**WRITTEN EXERCISE:** Transcribe the whole listing below without changing a word, but leave out every image.
::::
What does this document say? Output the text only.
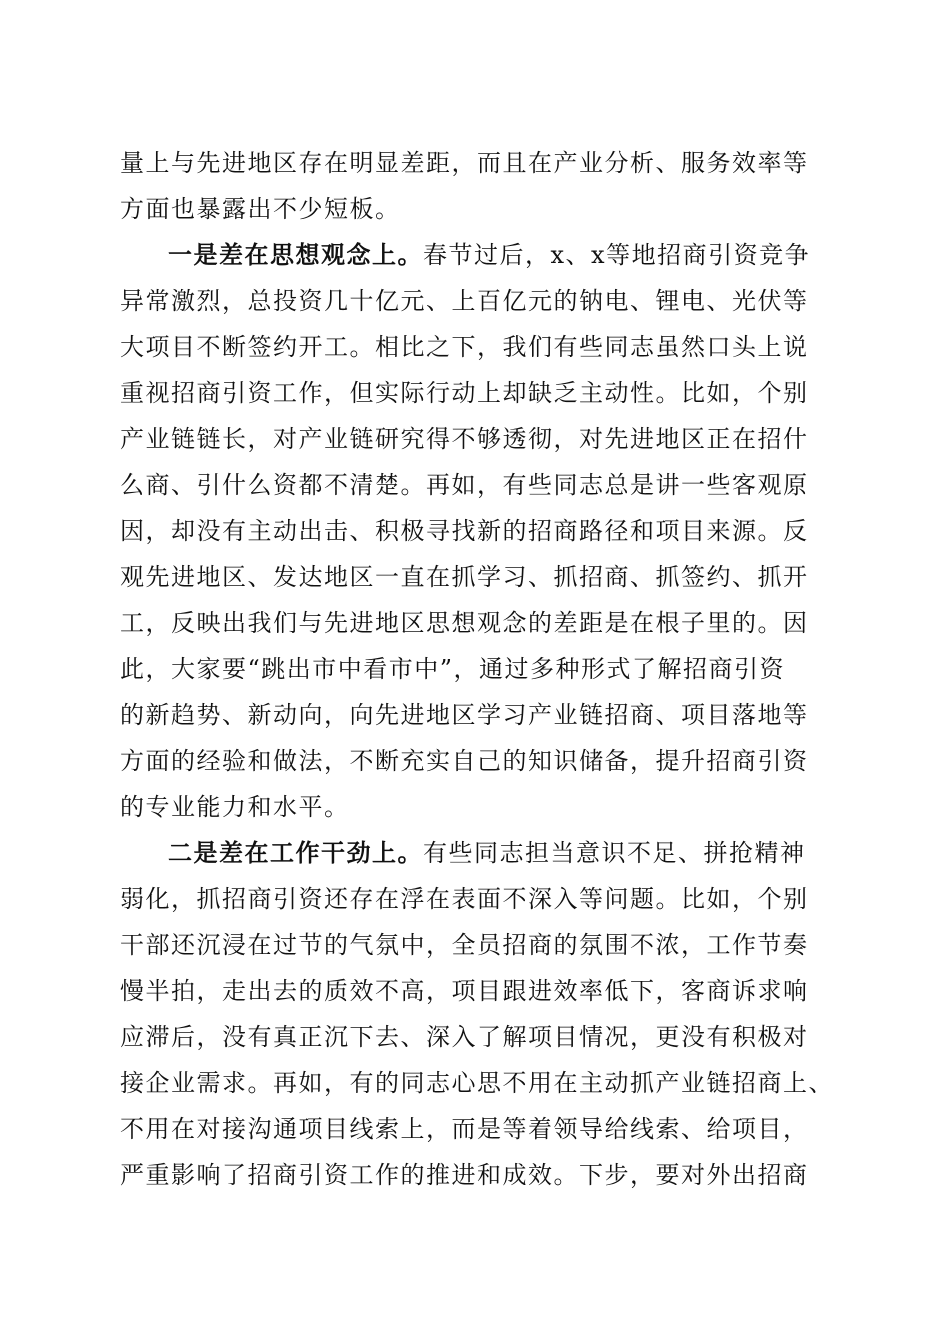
量上与先进地区存在明显差距，而且在产业分析、服务效率等
方面也暴露出不少短板。
一是差在思想观念上。春节过后，x、x等地招商引资竞争
异常激烈，总投资几十亿元、上百亿元的钠电、锂电、光伏等
大项目不断签约开工。相比之下，我们有些同志虽然口头上说
重视招商引资工作，但实际行动上却缺乏主动性。比如，个别
产业链链长，对产业链研究得不够透彻，对先进地区正在招什
么商、引什么资都不清楚。再如，有些同志总是讲一些客观原
因，却没有主动出击、积极寻找新的招商路径和项目来源。反
观先进地区、发达地区一直在抓学习、抓招商、抓签约、抓开
工，反映出我们与先进地区思想观念的差距是在根子里的。因
此，大家要“跳出市中看市中”，通过多种形式了解招商引资
的新趋势、新动向，向先进地区学习产业链招商、项目落地等
方面的经验和做法，不断充实自己的知识储备，提升招商引资
的专业能力和水平。
二是差在工作干劲上。有些同志担当意识不足、拼抢精神
弱化，抓招商引资还存在浮在表面不深入等问题。比如，个别
干部还沉浸在过节的气氛中，全员招商的氛围不浓，工作节奏
慢半拍，走出去的质效不高，项目跟进效率低下，客商诉求响
应滞后，没有真正沉下去、深入了解项目情况，更没有积极对
接企业需求。再如，有的同志心思不用在主动抓产业链招商上、
不用在对接沟通项目线索上，而是等着领导给线索、给项目，
严重影响了招商引资工作的推进和成效。下步，要对外出招商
::::
**SOLUTION TO THE EXERCISE:**
What does this document say? Output the text only.
量上与先进地区存在明显差距，而且在产业分析、服务效率等
方面也暴露出不少短板。
一是差在思想观念上。春节过后，x、x等地招商引资竞争
异常激烈，总投资几十亿元、上百亿元的钠电、锂电、光伏等
大项目不断签约开工。相比之下，我们有些同志虽然口头上说
重视招商引资工作，但实际行动上却缺乏主动性。比如，个别
产业链链长，对产业链研究得不够透彻，对先进地区正在招什
么商、引什么资都不清楚。再如，有些同志总是讲一些客观原
因，却没有主动出击、积极寻找新的招商路径和项目来源。反
观先进地区、发达地区一直在抓学习、抓招商、抓签约、抓开
工，反映出我们与先进地区思想观念的差距是在根子里的。因
此，大家要“跳出市中看市中”，通过多种形式了解招商引资
的新趋势、新动向，向先进地区学习产业链招商、项目落地等
方面的经验和做法，不断充实自己的知识储备，提升招商引资
的专业能力和水平。
二是差在工作干劲上。有些同志担当意识不足、拼抢精神
弱化，抓招商引资还存在浮在表面不深入等问题。比如，个别
干部还沉浸在过节的气氛中，全员招商的氛围不浓，工作节奏
慢半拍，走出去的质效不高，项目跟进效率低下，客商诉求响
应滞后，没有真正沉下去、深入了解项目情况，更没有积极对
接企业需求。再如，有的同志心思不用在主动抓产业链招商上、
不用在对接沟通项目线索上，而是等着领导给线索、给项目，
严重影响了招商引资工作的推进和成效。下步，要对外出招商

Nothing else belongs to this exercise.